-- start Data to process --

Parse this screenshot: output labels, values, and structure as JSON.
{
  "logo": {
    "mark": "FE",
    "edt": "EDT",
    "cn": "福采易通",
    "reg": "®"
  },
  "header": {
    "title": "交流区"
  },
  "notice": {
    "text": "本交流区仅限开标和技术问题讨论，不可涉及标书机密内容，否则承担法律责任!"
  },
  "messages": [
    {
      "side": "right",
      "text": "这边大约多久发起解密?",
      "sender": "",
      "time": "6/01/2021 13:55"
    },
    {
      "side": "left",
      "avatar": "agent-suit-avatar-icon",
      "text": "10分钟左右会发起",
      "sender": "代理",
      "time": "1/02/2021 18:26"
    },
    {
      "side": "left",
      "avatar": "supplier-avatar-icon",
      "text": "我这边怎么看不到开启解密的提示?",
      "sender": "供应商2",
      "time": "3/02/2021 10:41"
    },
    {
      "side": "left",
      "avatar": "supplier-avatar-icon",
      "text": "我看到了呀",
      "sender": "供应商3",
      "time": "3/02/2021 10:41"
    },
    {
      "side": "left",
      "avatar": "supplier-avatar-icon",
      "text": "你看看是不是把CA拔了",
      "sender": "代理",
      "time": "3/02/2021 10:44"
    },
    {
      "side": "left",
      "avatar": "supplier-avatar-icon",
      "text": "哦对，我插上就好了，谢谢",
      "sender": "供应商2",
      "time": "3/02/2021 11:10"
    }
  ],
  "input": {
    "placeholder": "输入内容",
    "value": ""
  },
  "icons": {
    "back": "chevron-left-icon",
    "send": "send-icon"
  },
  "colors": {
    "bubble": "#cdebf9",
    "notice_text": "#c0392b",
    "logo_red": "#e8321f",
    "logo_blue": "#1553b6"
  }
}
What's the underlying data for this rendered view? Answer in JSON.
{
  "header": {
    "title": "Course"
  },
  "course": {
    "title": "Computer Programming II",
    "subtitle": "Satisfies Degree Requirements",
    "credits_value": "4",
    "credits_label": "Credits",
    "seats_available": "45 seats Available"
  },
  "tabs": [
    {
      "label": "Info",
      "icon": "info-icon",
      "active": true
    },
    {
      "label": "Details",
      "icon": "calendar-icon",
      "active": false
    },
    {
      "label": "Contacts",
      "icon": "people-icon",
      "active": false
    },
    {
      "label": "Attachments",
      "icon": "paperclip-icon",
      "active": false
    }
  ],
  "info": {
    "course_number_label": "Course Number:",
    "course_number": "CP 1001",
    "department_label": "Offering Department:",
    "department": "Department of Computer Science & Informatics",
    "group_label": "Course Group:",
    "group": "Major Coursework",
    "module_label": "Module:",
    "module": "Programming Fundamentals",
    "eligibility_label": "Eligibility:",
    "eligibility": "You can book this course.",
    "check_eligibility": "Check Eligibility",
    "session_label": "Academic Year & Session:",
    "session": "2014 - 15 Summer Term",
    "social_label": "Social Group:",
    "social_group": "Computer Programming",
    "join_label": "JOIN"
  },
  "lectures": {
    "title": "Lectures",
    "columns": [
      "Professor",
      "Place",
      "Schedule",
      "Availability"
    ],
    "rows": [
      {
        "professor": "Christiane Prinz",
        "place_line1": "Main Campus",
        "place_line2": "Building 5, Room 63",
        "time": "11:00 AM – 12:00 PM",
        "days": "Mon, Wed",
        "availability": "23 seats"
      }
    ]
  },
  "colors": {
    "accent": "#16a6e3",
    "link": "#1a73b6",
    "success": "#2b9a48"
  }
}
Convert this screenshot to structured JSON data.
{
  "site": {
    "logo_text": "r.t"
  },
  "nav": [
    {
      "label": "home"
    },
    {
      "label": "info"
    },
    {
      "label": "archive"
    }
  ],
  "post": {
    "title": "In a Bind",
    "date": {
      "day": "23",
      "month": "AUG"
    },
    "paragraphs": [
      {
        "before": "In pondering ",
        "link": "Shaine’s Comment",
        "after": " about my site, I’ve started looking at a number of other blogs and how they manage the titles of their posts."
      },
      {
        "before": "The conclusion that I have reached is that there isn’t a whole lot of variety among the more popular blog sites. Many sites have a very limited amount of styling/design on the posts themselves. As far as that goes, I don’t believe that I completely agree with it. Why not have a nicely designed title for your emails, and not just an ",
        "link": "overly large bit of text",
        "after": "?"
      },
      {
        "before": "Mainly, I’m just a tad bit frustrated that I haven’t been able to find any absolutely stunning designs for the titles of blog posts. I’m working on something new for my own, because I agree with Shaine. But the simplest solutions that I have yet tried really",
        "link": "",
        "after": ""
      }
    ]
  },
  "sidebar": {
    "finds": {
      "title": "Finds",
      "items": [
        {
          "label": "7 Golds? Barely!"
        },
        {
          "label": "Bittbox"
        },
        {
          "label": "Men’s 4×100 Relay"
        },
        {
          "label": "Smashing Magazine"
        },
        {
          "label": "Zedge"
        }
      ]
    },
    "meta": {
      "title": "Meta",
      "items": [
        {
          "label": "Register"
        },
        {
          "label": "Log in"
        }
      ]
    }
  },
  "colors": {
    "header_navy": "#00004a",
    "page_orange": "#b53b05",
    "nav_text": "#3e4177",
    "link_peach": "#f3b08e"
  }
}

-- end Data to process --

Goal
Write out every entry verbatim.

Response
Parse this screenshot: output labels, values, and structure as JSON.
{
  "logo": {
    "mark": "FE",
    "edt": "EDT",
    "cn": "福采易通",
    "reg": "®"
  },
  "header": {
    "title": "交流区"
  },
  "notice": {
    "text": "本交流区仅限开标和技术问题讨论，不可涉及标书机密内容，否则承担法律责任!"
  },
  "messages": [
    {
      "side": "right",
      "text": "这边大约多久发起解密?",
      "sender": "",
      "time": "6/01/2021 13:55"
    },
    {
      "side": "left",
      "avatar": "agent-suit-avatar-icon",
      "text": "10分钟左右会发起",
      "sender": "代理",
      "time": "1/02/2021 18:26"
    },
    {
      "side": "left",
      "avatar": "supplier-avatar-icon",
      "text": "我这边怎么看不到开启解密的提示?",
      "sender": "供应商2",
      "time": "3/02/2021 10:41"
    },
    {
      "side": "left",
      "avatar": "supplier-avatar-icon",
      "text": "我看到了呀",
      "sender": "供应商3",
      "time": "3/02/2021 10:41"
    },
    {
      "side": "left",
      "avatar": "supplier-avatar-icon",
      "text": "你看看是不是把CA拔了",
      "sender": "代理",
      "time": "3/02/2021 10:44"
    },
    {
      "side": "left",
      "avatar": "supplier-avatar-icon",
      "text": "哦对，我插上就好了，谢谢",
      "sender": "供应商2",
      "time": "3/02/2021 11:10"
    }
  ],
  "input": {
    "placeholder": "输入内容",
    "value": ""
  },
  "icons": {
    "back": "chevron-left-icon",
    "send": "send-icon"
  },
  "colors": {
    "bubble": "#cdebf9",
    "notice_text": "#c0392b",
    "logo_red": "#e8321f",
    "logo_blue": "#1553b6"
  }
}
What's the underlying data for this rendered view? Answer in JSON.
{
  "header": {
    "title": "Course"
  },
  "course": {
    "title": "Computer Programming II",
    "subtitle": "Satisfies Degree Requirements",
    "credits_value": "4",
    "credits_label": "Credits",
    "seats_available": "45 seats Available"
  },
  "tabs": [
    {
      "label": "Info",
      "icon": "info-icon",
      "active": true
    },
    {
      "label": "Details",
      "icon": "calendar-icon",
      "active": false
    },
    {
      "label": "Contacts",
      "icon": "people-icon",
      "active": false
    },
    {
      "label": "Attachments",
      "icon": "paperclip-icon",
      "active": false
    }
  ],
  "info": {
    "course_number_label": "Course Number:",
    "course_number": "CP 1001",
    "department_label": "Offering Department:",
    "department": "Department of Computer Science & Informatics",
    "group_label": "Course Group:",
    "group": "Major Coursework",
    "module_label": "Module:",
    "module": "Programming Fundamentals",
    "eligibility_label": "Eligibility:",
    "eligibility": "You can book this course.",
    "check_eligibility": "Check Eligibility",
    "session_label": "Academic Year & Session:",
    "session": "2014 - 15 Summer Term",
    "social_label": "Social Group:",
    "social_group": "Computer Programming",
    "join_label": "JOIN"
  },
  "lectures": {
    "title": "Lectures",
    "columns": [
      "Professor",
      "Place",
      "Schedule",
      "Availability"
    ],
    "rows": [
      {
        "professor": "Christiane Prinz",
        "place_line1": "Main Campus",
        "place_line2": "Building 5, Room 63",
        "time": "11:00 AM – 12:00 PM",
        "days": "Mon, Wed",
        "availability": "23 seats"
      }
    ]
  },
  "colors": {
    "accent": "#16a6e3",
    "link": "#1a73b6",
    "success": "#2b9a48"
  }
}
Convert this screenshot to structured JSON data.
{
  "site": {
    "logo_text": "r.t"
  },
  "nav": [
    {
      "label": "home"
    },
    {
      "label": "info"
    },
    {
      "label": "archive"
    }
  ],
  "post": {
    "title": "In a Bind",
    "date": {
      "day": "23",
      "month": "AUG"
    },
    "paragraphs": [
      {
        "before": "In pondering ",
        "link": "Shaine’s Comment",
        "after": " about my site, I’ve started looking at a number of other blogs and how they manage the titles of their posts."
      },
      {
        "before": "The conclusion that I have reached is that there isn’t a whole lot of variety among the more popular blog sites. Many sites have a very limited amount of styling/design on the posts themselves. As far as that goes, I don’t believe that I completely agree with it. Why not have a nicely designed title for your emails, and not just an ",
        "link": "overly large bit of text",
        "after": "?"
      },
      {
        "before": "Mainly, I’m just a tad bit frustrated that I haven’t been able to find any absolutely stunning designs for the titles of blog posts. I’m working on something new for my own, because I agree with Shaine. But the simplest solutions that I have yet tried really",
        "link": "",
        "after": ""
      }
    ]
  },
  "sidebar": {
    "finds": {
      "title": "Finds",
      "items": [
        {
          "label": "7 Golds? Barely!"
        },
        {
          "label": "Bittbox"
        },
        {
          "label": "Men’s 4×100 Relay"
        },
        {
          "label": "Smashing Magazine"
        },
        {
          "label": "Zedge"
        }
      ]
    },
    "meta": {
      "title": "Meta",
      "items": [
        {
          "label": "Register"
        },
        {
          "label": "Log in"
        }
      ]
    }
  },
  "colors": {
    "header_navy": "#00004a",
    "page_orange": "#b53b05",
    "nav_text": "#3e4177",
    "link_peach": "#f3b08e"
  }
}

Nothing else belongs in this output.